INSTRUCTIONS TO FOLLOW: Identify each line below containing the string "September" and copy it.
___ GIVEN RECORDS
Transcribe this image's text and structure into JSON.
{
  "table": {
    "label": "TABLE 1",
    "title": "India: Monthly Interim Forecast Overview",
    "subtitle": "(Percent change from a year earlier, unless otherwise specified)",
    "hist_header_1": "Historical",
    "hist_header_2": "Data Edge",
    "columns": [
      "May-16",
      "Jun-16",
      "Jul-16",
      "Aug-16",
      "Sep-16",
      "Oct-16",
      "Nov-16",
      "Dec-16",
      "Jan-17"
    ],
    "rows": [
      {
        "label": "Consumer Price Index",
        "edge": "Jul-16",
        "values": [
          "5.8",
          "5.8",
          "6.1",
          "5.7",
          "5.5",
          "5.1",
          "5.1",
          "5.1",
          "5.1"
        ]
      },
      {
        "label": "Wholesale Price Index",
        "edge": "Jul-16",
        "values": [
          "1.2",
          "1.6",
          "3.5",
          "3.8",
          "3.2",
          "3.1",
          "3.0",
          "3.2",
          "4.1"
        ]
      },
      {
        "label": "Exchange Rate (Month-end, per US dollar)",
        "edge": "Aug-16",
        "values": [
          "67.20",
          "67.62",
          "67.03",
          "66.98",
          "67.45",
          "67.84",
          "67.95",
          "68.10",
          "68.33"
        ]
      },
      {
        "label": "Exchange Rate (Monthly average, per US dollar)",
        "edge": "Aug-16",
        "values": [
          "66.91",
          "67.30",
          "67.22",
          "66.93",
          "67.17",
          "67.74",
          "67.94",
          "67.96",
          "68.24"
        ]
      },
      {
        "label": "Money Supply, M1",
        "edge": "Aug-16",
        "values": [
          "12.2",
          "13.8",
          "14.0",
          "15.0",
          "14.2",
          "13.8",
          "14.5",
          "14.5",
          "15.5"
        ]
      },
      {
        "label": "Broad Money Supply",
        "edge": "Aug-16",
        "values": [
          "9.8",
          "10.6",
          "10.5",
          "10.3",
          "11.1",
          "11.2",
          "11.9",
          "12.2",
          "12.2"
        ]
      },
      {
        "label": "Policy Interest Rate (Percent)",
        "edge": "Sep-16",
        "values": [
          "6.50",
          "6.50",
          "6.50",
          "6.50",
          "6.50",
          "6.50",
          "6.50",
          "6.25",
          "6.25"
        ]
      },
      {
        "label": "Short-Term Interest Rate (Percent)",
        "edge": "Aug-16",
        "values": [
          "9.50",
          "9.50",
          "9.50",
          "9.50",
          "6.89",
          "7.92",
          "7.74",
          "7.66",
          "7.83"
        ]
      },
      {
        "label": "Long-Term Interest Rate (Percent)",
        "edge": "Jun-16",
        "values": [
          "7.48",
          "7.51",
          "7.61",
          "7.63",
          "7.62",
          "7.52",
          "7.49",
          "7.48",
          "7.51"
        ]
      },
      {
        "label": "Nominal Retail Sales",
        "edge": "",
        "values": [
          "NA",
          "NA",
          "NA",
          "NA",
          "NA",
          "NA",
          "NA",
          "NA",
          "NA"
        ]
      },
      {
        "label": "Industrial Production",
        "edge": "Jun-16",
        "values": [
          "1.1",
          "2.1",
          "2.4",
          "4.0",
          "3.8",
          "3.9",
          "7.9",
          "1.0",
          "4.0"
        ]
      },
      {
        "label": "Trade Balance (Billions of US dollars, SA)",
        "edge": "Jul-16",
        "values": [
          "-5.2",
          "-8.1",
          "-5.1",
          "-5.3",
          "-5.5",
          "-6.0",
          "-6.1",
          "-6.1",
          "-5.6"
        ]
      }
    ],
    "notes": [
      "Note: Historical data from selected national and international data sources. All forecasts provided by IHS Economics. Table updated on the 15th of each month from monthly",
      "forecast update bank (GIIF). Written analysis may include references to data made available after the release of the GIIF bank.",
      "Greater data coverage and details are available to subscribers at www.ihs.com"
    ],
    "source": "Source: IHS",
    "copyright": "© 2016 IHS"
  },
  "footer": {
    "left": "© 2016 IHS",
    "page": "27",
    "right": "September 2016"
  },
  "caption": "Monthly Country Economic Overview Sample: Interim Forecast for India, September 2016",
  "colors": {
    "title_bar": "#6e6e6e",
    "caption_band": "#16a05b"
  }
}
______
OUTPUT BELOW:
    "right": "September 2016"
  "caption": "Monthly Country Economic Overview Sample: Interim Forecast for India, September 2016",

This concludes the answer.